Your task
Pick out every line of the entries below where "jego" occurs, and copy those lines.

* Start Input *

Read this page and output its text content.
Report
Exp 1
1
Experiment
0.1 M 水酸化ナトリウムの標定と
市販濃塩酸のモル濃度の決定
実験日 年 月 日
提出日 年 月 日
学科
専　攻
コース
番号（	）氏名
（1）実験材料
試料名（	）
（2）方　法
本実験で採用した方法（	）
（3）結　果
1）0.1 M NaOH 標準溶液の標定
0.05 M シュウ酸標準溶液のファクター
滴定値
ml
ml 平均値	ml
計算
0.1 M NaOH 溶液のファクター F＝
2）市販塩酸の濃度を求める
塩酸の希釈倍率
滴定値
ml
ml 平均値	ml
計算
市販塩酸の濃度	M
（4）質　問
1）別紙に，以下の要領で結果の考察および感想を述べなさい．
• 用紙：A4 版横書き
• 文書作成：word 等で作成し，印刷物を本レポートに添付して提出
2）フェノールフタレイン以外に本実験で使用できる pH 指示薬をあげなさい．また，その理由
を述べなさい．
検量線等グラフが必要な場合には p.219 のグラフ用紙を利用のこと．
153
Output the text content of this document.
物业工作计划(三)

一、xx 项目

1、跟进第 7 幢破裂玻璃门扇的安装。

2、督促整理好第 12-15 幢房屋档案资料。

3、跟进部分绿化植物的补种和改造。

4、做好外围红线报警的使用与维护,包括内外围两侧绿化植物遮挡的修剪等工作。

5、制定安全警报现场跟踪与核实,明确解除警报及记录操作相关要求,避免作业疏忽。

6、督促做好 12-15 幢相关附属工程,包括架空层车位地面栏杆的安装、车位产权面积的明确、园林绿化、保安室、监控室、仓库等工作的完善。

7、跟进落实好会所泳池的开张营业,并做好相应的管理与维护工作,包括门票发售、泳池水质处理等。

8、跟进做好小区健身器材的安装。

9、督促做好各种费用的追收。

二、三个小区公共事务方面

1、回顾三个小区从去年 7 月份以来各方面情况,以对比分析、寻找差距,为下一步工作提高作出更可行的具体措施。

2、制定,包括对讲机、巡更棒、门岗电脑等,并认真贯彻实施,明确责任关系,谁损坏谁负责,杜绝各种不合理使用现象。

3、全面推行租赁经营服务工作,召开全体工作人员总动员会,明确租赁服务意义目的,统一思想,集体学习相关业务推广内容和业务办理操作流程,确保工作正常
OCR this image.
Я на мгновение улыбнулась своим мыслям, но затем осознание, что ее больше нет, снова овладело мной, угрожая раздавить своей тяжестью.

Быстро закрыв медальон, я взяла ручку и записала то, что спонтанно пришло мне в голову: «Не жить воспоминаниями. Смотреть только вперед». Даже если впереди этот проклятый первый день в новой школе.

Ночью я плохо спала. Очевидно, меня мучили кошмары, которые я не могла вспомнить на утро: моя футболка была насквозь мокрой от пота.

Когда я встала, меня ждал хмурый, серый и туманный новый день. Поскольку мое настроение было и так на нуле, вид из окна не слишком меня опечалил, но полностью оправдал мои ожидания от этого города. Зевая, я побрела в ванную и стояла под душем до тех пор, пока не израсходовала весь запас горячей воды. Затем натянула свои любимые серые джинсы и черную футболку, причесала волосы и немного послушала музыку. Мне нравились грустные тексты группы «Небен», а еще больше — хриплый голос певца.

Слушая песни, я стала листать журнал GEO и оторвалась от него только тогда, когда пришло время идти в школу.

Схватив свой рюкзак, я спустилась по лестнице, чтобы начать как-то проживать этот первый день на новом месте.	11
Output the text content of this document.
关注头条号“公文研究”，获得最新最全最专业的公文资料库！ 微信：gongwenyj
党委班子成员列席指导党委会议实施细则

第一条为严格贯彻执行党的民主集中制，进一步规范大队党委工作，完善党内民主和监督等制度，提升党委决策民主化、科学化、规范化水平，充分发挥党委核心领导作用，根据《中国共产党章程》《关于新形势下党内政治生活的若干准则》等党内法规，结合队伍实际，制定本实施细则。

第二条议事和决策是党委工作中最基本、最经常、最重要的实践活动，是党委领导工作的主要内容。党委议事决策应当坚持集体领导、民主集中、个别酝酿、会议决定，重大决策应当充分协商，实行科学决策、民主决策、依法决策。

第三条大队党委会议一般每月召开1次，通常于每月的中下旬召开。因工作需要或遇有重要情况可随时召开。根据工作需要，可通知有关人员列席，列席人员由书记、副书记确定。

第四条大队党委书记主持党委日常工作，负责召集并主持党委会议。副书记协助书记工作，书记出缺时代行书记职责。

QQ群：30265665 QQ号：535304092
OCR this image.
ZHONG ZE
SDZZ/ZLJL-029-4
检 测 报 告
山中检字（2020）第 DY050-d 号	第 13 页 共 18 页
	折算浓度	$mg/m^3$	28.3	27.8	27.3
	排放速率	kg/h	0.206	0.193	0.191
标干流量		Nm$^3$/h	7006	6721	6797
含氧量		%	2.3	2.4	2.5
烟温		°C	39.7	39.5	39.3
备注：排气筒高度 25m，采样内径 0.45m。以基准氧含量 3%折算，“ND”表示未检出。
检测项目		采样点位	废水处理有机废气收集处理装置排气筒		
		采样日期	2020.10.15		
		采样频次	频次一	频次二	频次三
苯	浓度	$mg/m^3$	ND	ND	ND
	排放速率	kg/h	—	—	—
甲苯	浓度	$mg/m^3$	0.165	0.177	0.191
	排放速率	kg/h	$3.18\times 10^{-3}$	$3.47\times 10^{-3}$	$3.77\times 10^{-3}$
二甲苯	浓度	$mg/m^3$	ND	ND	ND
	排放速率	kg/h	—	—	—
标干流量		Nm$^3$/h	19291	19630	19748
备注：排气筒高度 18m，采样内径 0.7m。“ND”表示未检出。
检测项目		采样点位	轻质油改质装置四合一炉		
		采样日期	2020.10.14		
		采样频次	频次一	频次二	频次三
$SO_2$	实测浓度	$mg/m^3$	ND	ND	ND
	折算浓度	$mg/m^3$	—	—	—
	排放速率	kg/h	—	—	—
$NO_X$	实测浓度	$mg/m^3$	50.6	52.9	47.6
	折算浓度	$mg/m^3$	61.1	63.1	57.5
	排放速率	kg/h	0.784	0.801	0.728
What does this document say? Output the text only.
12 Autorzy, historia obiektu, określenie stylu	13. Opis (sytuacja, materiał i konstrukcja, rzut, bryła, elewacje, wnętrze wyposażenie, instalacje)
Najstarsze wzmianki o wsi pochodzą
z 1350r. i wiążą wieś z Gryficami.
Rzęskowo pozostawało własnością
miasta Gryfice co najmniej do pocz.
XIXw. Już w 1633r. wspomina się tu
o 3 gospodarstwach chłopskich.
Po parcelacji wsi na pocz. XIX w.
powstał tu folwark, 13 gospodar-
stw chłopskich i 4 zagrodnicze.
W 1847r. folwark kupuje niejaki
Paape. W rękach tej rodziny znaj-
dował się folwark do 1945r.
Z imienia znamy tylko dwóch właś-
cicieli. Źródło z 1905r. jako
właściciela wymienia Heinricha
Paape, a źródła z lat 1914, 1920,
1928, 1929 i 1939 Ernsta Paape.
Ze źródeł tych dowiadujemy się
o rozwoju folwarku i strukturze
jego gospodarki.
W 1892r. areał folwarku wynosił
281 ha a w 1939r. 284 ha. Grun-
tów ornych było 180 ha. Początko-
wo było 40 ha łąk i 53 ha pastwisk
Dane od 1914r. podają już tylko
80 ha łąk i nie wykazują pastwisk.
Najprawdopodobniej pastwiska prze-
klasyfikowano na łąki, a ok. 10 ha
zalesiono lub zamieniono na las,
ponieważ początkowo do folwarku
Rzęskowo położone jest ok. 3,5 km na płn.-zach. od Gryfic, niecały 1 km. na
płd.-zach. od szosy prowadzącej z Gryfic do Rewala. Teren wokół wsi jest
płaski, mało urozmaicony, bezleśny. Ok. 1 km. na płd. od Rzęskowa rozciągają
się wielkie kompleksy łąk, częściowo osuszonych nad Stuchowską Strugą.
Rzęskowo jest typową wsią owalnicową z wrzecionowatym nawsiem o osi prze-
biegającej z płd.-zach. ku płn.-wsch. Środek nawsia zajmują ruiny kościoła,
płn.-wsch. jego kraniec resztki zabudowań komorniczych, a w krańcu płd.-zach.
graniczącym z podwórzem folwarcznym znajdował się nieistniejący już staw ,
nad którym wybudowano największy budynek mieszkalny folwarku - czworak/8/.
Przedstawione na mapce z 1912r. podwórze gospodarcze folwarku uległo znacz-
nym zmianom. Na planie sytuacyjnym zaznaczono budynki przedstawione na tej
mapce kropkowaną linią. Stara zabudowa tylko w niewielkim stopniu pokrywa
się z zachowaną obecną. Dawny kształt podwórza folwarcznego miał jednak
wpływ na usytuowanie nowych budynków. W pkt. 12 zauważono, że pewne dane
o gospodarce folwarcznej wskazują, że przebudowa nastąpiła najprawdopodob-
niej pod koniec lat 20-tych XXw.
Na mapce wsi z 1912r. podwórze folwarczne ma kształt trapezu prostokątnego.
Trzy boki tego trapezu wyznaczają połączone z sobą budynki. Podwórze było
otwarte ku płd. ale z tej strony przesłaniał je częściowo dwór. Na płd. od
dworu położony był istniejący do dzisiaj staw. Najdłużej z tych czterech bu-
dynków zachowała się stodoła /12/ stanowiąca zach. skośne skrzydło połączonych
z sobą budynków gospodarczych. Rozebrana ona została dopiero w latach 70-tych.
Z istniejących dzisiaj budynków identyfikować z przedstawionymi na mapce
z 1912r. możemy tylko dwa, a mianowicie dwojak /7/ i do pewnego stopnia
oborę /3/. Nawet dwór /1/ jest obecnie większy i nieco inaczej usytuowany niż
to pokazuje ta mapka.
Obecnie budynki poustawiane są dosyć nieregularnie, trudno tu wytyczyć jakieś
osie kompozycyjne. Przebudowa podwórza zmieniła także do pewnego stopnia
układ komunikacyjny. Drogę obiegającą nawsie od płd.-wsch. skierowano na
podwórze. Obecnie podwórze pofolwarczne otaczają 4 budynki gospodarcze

* End Input *

Output below
jego gospodarki.
płn.-wsch. jego kraniec resztki zabudowań komorniczych, a w krańcu płd.-zach.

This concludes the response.